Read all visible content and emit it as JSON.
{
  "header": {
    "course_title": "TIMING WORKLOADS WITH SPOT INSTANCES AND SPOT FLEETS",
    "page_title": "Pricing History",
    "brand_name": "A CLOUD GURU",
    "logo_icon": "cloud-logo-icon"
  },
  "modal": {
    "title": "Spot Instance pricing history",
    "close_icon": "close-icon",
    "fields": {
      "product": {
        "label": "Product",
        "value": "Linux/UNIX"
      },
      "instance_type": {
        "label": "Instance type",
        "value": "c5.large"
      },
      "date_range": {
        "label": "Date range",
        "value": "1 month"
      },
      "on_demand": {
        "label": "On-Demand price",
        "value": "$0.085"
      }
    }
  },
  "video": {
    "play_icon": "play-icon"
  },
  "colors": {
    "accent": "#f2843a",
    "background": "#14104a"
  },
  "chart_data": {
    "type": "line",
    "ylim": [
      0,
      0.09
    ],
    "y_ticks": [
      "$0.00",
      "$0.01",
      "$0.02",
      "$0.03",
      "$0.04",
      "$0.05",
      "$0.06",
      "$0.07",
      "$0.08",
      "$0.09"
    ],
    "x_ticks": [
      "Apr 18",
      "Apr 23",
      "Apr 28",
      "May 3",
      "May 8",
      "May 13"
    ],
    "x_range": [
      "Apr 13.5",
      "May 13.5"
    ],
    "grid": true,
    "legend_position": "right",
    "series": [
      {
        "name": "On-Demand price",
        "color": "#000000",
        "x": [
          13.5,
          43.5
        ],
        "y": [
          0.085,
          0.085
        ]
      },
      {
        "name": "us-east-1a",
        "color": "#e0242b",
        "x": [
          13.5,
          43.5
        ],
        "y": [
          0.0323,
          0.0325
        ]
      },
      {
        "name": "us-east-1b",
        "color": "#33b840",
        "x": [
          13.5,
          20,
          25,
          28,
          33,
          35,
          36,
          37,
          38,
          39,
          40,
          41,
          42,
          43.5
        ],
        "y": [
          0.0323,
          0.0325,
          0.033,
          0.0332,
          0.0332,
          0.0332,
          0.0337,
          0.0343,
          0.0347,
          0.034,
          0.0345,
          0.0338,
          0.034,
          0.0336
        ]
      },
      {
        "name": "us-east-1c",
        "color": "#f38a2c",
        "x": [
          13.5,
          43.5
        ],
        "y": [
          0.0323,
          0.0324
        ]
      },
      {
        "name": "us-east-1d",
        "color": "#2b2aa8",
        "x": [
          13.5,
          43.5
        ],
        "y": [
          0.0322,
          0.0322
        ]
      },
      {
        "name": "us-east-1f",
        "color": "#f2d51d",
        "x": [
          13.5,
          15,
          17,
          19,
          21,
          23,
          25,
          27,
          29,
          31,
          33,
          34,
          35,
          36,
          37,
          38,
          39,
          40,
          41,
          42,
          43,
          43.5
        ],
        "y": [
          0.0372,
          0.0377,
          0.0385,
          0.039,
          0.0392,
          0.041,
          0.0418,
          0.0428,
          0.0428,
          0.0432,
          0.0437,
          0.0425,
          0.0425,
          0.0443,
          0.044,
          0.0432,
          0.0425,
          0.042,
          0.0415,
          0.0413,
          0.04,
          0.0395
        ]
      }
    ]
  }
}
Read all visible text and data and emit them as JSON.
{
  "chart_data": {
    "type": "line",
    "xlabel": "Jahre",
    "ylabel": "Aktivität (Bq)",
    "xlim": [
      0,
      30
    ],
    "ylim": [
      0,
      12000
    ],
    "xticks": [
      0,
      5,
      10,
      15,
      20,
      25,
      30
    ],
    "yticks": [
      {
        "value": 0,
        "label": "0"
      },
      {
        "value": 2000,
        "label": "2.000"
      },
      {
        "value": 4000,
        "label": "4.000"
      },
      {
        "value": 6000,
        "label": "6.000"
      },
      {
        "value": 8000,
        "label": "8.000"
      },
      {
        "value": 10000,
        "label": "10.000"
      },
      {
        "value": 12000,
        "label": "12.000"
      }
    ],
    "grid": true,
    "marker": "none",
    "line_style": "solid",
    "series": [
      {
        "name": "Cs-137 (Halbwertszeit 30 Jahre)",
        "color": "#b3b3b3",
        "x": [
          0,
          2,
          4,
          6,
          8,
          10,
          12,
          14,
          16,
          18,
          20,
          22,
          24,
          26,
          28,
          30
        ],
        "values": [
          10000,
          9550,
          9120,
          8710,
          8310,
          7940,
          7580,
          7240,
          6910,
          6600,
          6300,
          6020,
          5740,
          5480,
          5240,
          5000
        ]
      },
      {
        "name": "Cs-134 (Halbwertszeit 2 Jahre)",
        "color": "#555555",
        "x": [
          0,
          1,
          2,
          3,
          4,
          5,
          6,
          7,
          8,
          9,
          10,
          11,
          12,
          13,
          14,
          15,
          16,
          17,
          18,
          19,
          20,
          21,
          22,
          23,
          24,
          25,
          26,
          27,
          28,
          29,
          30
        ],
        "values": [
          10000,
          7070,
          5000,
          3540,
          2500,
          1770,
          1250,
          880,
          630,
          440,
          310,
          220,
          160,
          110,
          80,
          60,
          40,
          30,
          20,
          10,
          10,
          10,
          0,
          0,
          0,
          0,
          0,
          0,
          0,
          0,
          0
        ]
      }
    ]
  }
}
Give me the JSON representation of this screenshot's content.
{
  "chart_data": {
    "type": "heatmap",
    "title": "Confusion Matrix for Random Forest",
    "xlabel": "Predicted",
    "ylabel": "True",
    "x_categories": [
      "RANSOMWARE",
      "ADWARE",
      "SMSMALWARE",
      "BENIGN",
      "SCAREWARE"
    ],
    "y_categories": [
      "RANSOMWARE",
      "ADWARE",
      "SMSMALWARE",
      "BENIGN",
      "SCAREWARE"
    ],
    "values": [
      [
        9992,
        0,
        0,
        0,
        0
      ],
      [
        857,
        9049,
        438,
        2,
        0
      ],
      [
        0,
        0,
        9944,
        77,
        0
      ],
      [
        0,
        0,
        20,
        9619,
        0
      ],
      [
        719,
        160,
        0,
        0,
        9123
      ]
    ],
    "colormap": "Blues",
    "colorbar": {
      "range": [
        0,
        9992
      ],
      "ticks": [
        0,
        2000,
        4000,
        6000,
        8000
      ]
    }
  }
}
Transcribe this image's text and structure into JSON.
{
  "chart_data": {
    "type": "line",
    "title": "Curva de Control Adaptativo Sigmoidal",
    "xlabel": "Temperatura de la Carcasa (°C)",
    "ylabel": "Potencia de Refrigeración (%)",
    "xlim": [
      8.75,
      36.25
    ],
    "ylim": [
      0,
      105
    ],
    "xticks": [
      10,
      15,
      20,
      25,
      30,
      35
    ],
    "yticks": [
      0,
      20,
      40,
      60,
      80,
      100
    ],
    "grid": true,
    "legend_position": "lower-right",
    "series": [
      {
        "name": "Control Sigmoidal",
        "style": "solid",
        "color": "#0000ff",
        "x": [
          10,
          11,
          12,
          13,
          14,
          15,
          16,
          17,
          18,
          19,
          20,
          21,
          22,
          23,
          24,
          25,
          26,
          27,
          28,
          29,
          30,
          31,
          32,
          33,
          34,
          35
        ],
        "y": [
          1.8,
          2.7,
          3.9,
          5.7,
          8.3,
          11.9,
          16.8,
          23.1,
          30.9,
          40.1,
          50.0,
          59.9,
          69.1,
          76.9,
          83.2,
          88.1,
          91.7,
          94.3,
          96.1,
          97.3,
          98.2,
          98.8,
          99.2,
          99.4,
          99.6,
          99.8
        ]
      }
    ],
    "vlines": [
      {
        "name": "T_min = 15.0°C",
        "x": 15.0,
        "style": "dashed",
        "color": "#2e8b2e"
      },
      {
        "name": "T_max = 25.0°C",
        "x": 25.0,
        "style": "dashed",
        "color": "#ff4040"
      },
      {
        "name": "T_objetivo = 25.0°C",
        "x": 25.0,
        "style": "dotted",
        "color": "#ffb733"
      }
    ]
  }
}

* * *

> Work to do: Copy out every line with the word "east".

> Finished exercise:
        "name": "us-east-1a",
        "name": "us-east-1b",
        "name": "us-east-1c",
        "name": "us-east-1d",
        "name": "us-east-1f",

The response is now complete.